## Required work:
Copy all records verbatim.

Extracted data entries
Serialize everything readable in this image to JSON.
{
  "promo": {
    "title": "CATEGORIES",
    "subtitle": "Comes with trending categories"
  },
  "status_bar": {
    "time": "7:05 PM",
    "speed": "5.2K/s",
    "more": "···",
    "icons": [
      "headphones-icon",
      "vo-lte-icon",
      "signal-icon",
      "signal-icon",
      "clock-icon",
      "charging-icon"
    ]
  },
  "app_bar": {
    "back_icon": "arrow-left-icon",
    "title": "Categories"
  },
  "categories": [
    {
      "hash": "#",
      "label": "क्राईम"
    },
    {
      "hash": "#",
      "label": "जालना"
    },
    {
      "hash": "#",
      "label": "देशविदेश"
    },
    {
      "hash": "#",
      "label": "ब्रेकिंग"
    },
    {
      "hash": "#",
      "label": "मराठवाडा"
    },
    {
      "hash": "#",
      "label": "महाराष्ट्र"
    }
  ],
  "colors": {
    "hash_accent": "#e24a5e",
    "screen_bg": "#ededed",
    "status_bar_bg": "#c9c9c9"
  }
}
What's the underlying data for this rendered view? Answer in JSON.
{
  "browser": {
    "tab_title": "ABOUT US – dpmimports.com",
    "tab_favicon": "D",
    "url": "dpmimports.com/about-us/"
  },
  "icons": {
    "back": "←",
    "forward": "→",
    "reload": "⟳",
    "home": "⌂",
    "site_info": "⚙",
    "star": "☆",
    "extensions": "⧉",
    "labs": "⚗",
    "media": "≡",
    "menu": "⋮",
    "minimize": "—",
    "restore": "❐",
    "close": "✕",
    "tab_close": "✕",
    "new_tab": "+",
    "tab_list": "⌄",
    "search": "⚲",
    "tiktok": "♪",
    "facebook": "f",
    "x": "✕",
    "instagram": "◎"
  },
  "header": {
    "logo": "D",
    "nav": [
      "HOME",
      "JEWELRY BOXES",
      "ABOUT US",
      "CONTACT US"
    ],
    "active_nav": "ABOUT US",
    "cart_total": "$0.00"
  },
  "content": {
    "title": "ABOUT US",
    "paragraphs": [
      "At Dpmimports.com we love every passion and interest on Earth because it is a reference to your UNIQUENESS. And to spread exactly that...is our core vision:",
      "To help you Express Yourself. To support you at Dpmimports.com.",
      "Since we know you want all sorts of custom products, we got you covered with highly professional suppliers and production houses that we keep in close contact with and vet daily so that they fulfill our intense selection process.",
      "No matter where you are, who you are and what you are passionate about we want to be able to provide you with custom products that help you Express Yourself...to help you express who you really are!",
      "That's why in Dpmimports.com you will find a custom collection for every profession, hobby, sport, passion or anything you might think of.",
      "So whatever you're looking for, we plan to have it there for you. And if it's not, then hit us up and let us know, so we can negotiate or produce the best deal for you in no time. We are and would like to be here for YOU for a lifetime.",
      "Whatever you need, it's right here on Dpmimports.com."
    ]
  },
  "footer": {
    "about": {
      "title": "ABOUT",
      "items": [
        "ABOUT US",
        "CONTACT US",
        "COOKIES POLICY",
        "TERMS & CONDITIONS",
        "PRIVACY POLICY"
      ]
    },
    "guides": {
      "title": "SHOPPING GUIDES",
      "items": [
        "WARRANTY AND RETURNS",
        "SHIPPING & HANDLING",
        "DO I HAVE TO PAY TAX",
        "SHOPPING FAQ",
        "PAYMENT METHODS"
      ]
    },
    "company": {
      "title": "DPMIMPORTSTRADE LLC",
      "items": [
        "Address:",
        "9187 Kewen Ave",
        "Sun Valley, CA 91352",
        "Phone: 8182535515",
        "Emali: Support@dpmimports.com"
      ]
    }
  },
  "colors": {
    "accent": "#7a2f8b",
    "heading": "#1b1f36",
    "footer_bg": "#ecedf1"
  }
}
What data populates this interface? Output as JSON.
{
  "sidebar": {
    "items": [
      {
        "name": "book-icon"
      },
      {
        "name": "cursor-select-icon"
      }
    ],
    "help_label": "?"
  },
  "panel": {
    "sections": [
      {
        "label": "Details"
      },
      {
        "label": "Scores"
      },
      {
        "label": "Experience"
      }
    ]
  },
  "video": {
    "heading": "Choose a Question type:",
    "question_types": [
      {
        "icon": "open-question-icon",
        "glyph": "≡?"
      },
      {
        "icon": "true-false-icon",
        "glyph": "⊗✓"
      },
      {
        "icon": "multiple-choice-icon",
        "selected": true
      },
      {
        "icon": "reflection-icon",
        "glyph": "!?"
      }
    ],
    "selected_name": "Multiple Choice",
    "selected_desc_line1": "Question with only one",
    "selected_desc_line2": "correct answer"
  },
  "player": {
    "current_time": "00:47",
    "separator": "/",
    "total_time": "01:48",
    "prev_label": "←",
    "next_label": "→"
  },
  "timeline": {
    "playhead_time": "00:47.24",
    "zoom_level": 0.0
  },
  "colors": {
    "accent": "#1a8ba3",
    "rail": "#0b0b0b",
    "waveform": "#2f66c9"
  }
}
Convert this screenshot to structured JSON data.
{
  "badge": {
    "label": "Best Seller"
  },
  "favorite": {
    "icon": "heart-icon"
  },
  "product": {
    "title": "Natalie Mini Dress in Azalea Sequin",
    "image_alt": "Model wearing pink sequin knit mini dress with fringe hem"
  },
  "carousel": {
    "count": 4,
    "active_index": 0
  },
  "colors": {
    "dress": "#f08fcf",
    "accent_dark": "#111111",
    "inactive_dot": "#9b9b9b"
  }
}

## Solution to the exercise:
Serialize everything readable in this image to JSON.
{
  "promo": {
    "title": "CATEGORIES",
    "subtitle": "Comes with trending categories"
  },
  "status_bar": {
    "time": "7:05 PM",
    "speed": "5.2K/s",
    "more": "···",
    "icons": [
      "headphones-icon",
      "vo-lte-icon",
      "signal-icon",
      "signal-icon",
      "clock-icon",
      "charging-icon"
    ]
  },
  "app_bar": {
    "back_icon": "arrow-left-icon",
    "title": "Categories"
  },
  "categories": [
    {
      "hash": "#",
      "label": "क्राईम"
    },
    {
      "hash": "#",
      "label": "जालना"
    },
    {
      "hash": "#",
      "label": "देशविदेश"
    },
    {
      "hash": "#",
      "label": "ब्रेकिंग"
    },
    {
      "hash": "#",
      "label": "मराठवाडा"
    },
    {
      "hash": "#",
      "label": "महाराष्ट्र"
    }
  ],
  "colors": {
    "hash_accent": "#e24a5e",
    "screen_bg": "#ededed",
    "status_bar_bg": "#c9c9c9"
  }
}
What's the underlying data for this rendered view? Answer in JSON.
{
  "browser": {
    "tab_title": "ABOUT US – dpmimports.com",
    "tab_favicon": "D",
    "url": "dpmimports.com/about-us/"
  },
  "icons": {
    "back": "←",
    "forward": "→",
    "reload": "⟳",
    "home": "⌂",
    "site_info": "⚙",
    "star": "☆",
    "extensions": "⧉",
    "labs": "⚗",
    "media": "≡",
    "menu": "⋮",
    "minimize": "—",
    "restore": "❐",
    "close": "✕",
    "tab_close": "✕",
    "new_tab": "+",
    "tab_list": "⌄",
    "search": "⚲",
    "tiktok": "♪",
    "facebook": "f",
    "x": "✕",
    "instagram": "◎"
  },
  "header": {
    "logo": "D",
    "nav": [
      "HOME",
      "JEWELRY BOXES",
      "ABOUT US",
      "CONTACT US"
    ],
    "active_nav": "ABOUT US",
    "cart_total": "$0.00"
  },
  "content": {
    "title": "ABOUT US",
    "paragraphs": [
      "At Dpmimports.com we love every passion and interest on Earth because it is a reference to your UNIQUENESS. And to spread exactly that...is our core vision:",
      "To help you Express Yourself. To support you at Dpmimports.com.",
      "Since we know you want all sorts of custom products, we got you covered with highly professional suppliers and production houses that we keep in close contact with and vet daily so that they fulfill our intense selection process.",
      "No matter where you are, who you are and what you are passionate about we want to be able to provide you with custom products that help you Express Yourself...to help you express who you really are!",
      "That's why in Dpmimports.com you will find a custom collection for every profession, hobby, sport, passion or anything you might think of.",
      "So whatever you're looking for, we plan to have it there for you. And if it's not, then hit us up and let us know, so we can negotiate or produce the best deal for you in no time. We are and would like to be here for YOU for a lifetime.",
      "Whatever you need, it's right here on Dpmimports.com."
    ]
  },
  "footer": {
    "about": {
      "title": "ABOUT",
      "items": [
        "ABOUT US",
        "CONTACT US",
        "COOKIES POLICY",
        "TERMS & CONDITIONS",
        "PRIVACY POLICY"
      ]
    },
    "guides": {
      "title": "SHOPPING GUIDES",
      "items": [
        "WARRANTY AND RETURNS",
        "SHIPPING & HANDLING",
        "DO I HAVE TO PAY TAX",
        "SHOPPING FAQ",
        "PAYMENT METHODS"
      ]
    },
    "company": {
      "title": "DPMIMPORTSTRADE LLC",
      "items": [
        "Address:",
        "9187 Kewen Ave",
        "Sun Valley, CA 91352",
        "Phone: 8182535515",
        "Emali: Support@dpmimports.com"
      ]
    }
  },
  "colors": {
    "accent": "#7a2f8b",
    "heading": "#1b1f36",
    "footer_bg": "#ecedf1"
  }
}
What data populates this interface? Output as JSON.
{
  "sidebar": {
    "items": [
      {
        "name": "book-icon"
      },
      {
        "name": "cursor-select-icon"
      }
    ],
    "help_label": "?"
  },
  "panel": {
    "sections": [
      {
        "label": "Details"
      },
      {
        "label": "Scores"
      },
      {
        "label": "Experience"
      }
    ]
  },
  "video": {
    "heading": "Choose a Question type:",
    "question_types": [
      {
        "icon": "open-question-icon",
        "glyph": "≡?"
      },
      {
        "icon": "true-false-icon",
        "glyph": "⊗✓"
      },
      {
        "icon": "multiple-choice-icon",
        "selected": true
      },
      {
        "icon": "reflection-icon",
        "glyph": "!?"
      }
    ],
    "selected_name": "Multiple Choice",
    "selected_desc_line1": "Question with only one",
    "selected_desc_line2": "correct answer"
  },
  "player": {
    "current_time": "00:47",
    "separator": "/",
    "total_time": "01:48",
    "prev_label": "←",
    "next_label": "→"
  },
  "timeline": {
    "playhead_time": "00:47.24",
    "zoom_level": 0.0
  },
  "colors": {
    "accent": "#1a8ba3",
    "rail": "#0b0b0b",
    "waveform": "#2f66c9"
  }
}
Convert this screenshot to structured JSON data.
{
  "badge": {
    "label": "Best Seller"
  },
  "favorite": {
    "icon": "heart-icon"
  },
  "product": {
    "title": "Natalie Mini Dress in Azalea Sequin",
    "image_alt": "Model wearing pink sequin knit mini dress with fringe hem"
  },
  "carousel": {
    "count": 4,
    "active_index": 0
  },
  "colors": {
    "dress": "#f08fcf",
    "accent_dark": "#111111",
    "inactive_dot": "#9b9b9b"
  }
}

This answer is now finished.